Dataset entries
## BEGIN
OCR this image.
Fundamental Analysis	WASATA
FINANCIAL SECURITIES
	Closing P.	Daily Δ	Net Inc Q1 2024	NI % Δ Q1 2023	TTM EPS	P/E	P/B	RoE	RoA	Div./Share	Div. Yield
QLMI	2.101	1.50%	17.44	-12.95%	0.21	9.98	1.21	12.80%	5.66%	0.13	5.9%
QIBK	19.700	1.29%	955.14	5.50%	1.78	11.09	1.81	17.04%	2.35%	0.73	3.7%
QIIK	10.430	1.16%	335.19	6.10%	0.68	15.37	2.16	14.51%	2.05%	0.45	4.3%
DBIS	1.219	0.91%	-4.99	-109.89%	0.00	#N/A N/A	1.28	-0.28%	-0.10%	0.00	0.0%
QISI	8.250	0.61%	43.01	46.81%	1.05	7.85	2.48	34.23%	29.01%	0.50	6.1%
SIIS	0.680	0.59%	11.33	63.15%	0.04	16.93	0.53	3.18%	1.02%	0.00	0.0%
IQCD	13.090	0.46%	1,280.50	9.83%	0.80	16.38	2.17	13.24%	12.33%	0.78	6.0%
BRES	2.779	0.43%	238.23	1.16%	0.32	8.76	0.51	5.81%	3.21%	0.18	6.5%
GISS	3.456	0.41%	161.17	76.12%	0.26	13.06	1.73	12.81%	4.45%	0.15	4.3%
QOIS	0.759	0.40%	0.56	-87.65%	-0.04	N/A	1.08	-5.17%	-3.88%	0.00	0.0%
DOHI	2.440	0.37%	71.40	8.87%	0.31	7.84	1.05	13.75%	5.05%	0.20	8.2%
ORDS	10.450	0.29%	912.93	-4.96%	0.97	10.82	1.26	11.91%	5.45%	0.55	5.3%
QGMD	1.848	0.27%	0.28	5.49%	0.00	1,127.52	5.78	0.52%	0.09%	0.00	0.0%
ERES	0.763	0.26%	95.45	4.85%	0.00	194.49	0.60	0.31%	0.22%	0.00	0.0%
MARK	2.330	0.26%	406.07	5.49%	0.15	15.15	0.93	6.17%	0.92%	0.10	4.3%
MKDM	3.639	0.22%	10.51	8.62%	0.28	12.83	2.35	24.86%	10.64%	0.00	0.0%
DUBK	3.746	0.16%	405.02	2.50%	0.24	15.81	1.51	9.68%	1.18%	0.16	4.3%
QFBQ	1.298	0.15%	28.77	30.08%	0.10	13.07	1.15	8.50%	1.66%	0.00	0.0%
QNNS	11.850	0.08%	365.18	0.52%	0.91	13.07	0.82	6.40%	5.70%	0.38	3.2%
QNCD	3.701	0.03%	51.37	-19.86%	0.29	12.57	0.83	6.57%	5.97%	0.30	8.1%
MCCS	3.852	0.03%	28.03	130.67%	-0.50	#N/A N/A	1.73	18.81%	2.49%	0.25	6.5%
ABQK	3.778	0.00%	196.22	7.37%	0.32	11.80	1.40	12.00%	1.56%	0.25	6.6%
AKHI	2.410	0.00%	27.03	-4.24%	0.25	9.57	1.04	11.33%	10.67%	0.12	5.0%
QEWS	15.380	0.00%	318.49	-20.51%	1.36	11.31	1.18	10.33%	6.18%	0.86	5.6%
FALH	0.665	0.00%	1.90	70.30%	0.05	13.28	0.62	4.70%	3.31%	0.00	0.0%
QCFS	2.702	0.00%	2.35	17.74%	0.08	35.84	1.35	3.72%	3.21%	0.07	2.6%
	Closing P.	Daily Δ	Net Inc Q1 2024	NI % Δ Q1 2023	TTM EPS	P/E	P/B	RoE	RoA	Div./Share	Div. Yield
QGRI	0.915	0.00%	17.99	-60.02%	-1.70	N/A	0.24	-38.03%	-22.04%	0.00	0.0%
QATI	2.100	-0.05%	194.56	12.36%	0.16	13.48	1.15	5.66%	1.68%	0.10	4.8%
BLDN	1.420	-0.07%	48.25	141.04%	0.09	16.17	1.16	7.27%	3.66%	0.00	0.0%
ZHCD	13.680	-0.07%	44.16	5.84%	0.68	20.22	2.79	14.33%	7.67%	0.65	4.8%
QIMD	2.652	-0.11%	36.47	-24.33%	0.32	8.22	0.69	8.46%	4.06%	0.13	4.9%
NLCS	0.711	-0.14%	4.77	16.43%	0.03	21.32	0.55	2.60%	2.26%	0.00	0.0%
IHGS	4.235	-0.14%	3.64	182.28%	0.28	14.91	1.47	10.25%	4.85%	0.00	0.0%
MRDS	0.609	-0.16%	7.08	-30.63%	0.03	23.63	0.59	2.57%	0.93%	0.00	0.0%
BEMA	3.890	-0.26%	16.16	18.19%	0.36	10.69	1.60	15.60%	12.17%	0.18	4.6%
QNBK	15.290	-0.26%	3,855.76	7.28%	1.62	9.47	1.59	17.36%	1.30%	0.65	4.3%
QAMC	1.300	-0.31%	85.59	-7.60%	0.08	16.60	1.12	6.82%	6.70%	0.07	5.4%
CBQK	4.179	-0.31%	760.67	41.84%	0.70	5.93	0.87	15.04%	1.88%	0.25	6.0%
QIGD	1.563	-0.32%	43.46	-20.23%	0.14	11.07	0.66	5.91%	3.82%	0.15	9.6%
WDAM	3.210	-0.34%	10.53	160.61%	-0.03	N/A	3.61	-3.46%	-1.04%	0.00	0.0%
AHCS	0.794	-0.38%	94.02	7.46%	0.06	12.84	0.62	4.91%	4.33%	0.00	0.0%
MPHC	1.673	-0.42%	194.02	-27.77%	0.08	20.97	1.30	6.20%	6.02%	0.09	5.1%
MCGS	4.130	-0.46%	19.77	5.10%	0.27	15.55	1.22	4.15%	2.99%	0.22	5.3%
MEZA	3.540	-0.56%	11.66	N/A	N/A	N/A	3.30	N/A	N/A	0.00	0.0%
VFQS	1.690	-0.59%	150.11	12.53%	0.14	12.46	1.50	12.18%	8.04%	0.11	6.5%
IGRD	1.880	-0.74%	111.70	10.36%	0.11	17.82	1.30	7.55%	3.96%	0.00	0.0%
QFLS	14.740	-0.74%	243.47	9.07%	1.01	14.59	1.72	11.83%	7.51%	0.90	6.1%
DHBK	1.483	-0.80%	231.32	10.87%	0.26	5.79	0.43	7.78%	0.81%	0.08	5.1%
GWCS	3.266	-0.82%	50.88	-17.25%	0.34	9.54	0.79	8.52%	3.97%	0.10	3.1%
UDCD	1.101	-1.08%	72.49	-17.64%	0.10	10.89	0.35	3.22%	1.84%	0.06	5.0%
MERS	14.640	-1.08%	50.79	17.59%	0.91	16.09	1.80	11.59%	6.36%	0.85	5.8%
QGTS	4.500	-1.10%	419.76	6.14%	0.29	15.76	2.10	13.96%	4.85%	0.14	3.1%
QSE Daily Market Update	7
## END
■ **Your objective**:
Return the listing above in full, character for character.

■ **Reply to the task**:
OCR this image.
Fundamental Analysis	WASATA
FINANCIAL SECURITIES
	Closing P.	Daily Δ	Net Inc Q1 2024	NI % Δ Q1 2023	TTM EPS	P/E	P/B	RoE	RoA	Div./Share	Div. Yield
QLMI	2.101	1.50%	17.44	-12.95%	0.21	9.98	1.21	12.80%	5.66%	0.13	5.9%
QIBK	19.700	1.29%	955.14	5.50%	1.78	11.09	1.81	17.04%	2.35%	0.73	3.7%
QIIK	10.430	1.16%	335.19	6.10%	0.68	15.37	2.16	14.51%	2.05%	0.45	4.3%
DBIS	1.219	0.91%	-4.99	-109.89%	0.00	#N/A N/A	1.28	-0.28%	-0.10%	0.00	0.0%
QISI	8.250	0.61%	43.01	46.81%	1.05	7.85	2.48	34.23%	29.01%	0.50	6.1%
SIIS	0.680	0.59%	11.33	63.15%	0.04	16.93	0.53	3.18%	1.02%	0.00	0.0%
IQCD	13.090	0.46%	1,280.50	9.83%	0.80	16.38	2.17	13.24%	12.33%	0.78	6.0%
BRES	2.779	0.43%	238.23	1.16%	0.32	8.76	0.51	5.81%	3.21%	0.18	6.5%
GISS	3.456	0.41%	161.17	76.12%	0.26	13.06	1.73	12.81%	4.45%	0.15	4.3%
QOIS	0.759	0.40%	0.56	-87.65%	-0.04	N/A	1.08	-5.17%	-3.88%	0.00	0.0%
DOHI	2.440	0.37%	71.40	8.87%	0.31	7.84	1.05	13.75%	5.05%	0.20	8.2%
ORDS	10.450	0.29%	912.93	-4.96%	0.97	10.82	1.26	11.91%	5.45%	0.55	5.3%
QGMD	1.848	0.27%	0.28	5.49%	0.00	1,127.52	5.78	0.52%	0.09%	0.00	0.0%
ERES	0.763	0.26%	95.45	4.85%	0.00	194.49	0.60	0.31%	0.22%	0.00	0.0%
MARK	2.330	0.26%	406.07	5.49%	0.15	15.15	0.93	6.17%	0.92%	0.10	4.3%
MKDM	3.639	0.22%	10.51	8.62%	0.28	12.83	2.35	24.86%	10.64%	0.00	0.0%
DUBK	3.746	0.16%	405.02	2.50%	0.24	15.81	1.51	9.68%	1.18%	0.16	4.3%
QFBQ	1.298	0.15%	28.77	30.08%	0.10	13.07	1.15	8.50%	1.66%	0.00	0.0%
QNNS	11.850	0.08%	365.18	0.52%	0.91	13.07	0.82	6.40%	5.70%	0.38	3.2%
QNCD	3.701	0.03%	51.37	-19.86%	0.29	12.57	0.83	6.57%	5.97%	0.30	8.1%
MCCS	3.852	0.03%	28.03	130.67%	-0.50	#N/A N/A	1.73	18.81%	2.49%	0.25	6.5%
ABQK	3.778	0.00%	196.22	7.37%	0.32	11.80	1.40	12.00%	1.56%	0.25	6.6%
AKHI	2.410	0.00%	27.03	-4.24%	0.25	9.57	1.04	11.33%	10.67%	0.12	5.0%
QEWS	15.380	0.00%	318.49	-20.51%	1.36	11.31	1.18	10.33%	6.18%	0.86	5.6%
FALH	0.665	0.00%	1.90	70.30%	0.05	13.28	0.62	4.70%	3.31%	0.00	0.0%
QCFS	2.702	0.00%	2.35	17.74%	0.08	35.84	1.35	3.72%	3.21%	0.07	2.6%
	Closing P.	Daily Δ	Net Inc Q1 2024	NI % Δ Q1 2023	TTM EPS	P/E	P/B	RoE	RoA	Div./Share	Div. Yield
QGRI	0.915	0.00%	17.99	-60.02%	-1.70	N/A	0.24	-38.03%	-22.04%	0.00	0.0%
QATI	2.100	-0.05%	194.56	12.36%	0.16	13.48	1.15	5.66%	1.68%	0.10	4.8%
BLDN	1.420	-0.07%	48.25	141.04%	0.09	16.17	1.16	7.27%	3.66%	0.00	0.0%
ZHCD	13.680	-0.07%	44.16	5.84%	0.68	20.22	2.79	14.33%	7.67%	0.65	4.8%
QIMD	2.652	-0.11%	36.47	-24.33%	0.32	8.22	0.69	8.46%	4.06%	0.13	4.9%
NLCS	0.711	-0.14%	4.77	16.43%	0.03	21.32	0.55	2.60%	2.26%	0.00	0.0%
IHGS	4.235	-0.14%	3.64	182.28%	0.28	14.91	1.47	10.25%	4.85%	0.00	0.0%
MRDS	0.609	-0.16%	7.08	-30.63%	0.03	23.63	0.59	2.57%	0.93%	0.00	0.0%
BEMA	3.890	-0.26%	16.16	18.19%	0.36	10.69	1.60	15.60%	12.17%	0.18	4.6%
QNBK	15.290	-0.26%	3,855.76	7.28%	1.62	9.47	1.59	17.36%	1.30%	0.65	4.3%
QAMC	1.300	-0.31%	85.59	-7.60%	0.08	16.60	1.12	6.82%	6.70%	0.07	5.4%
CBQK	4.179	-0.31%	760.67	41.84%	0.70	5.93	0.87	15.04%	1.88%	0.25	6.0%
QIGD	1.563	-0.32%	43.46	-20.23%	0.14	11.07	0.66	5.91%	3.82%	0.15	9.6%
WDAM	3.210	-0.34%	10.53	160.61%	-0.03	N/A	3.61	-3.46%	-1.04%	0.00	0.0%
AHCS	0.794	-0.38%	94.02	7.46%	0.06	12.84	0.62	4.91%	4.33%	0.00	0.0%
MPHC	1.673	-0.42%	194.02	-27.77%	0.08	20.97	1.30	6.20%	6.02%	0.09	5.1%
MCGS	4.130	-0.46%	19.77	5.10%	0.27	15.55	1.22	4.15%	2.99%	0.22	5.3%
MEZA	3.540	-0.56%	11.66	N/A	N/A	N/A	3.30	N/A	N/A	0.00	0.0%
VFQS	1.690	-0.59%	150.11	12.53%	0.14	12.46	1.50	12.18%	8.04%	0.11	6.5%
IGRD	1.880	-0.74%	111.70	10.36%	0.11	17.82	1.30	7.55%	3.96%	0.00	0.0%
QFLS	14.740	-0.74%	243.47	9.07%	1.01	14.59	1.72	11.83%	7.51%	0.90	6.1%
DHBK	1.483	-0.80%	231.32	10.87%	0.26	5.79	0.43	7.78%	0.81%	0.08	5.1%
GWCS	3.266	-0.82%	50.88	-17.25%	0.34	9.54	0.79	8.52%	3.97%	0.10	3.1%
UDCD	1.101	-1.08%	72.49	-17.64%	0.10	10.89	0.35	3.22%	1.84%	0.06	5.0%
MERS	14.640	-1.08%	50.79	17.59%	0.91	16.09	1.80	11.59%	6.36%	0.85	5.8%
QGTS	4.500	-1.10%	419.76	6.14%	0.29	15.76	2.10	13.96%	4.85%	0.14	3.1%
QSE Daily Market Update	7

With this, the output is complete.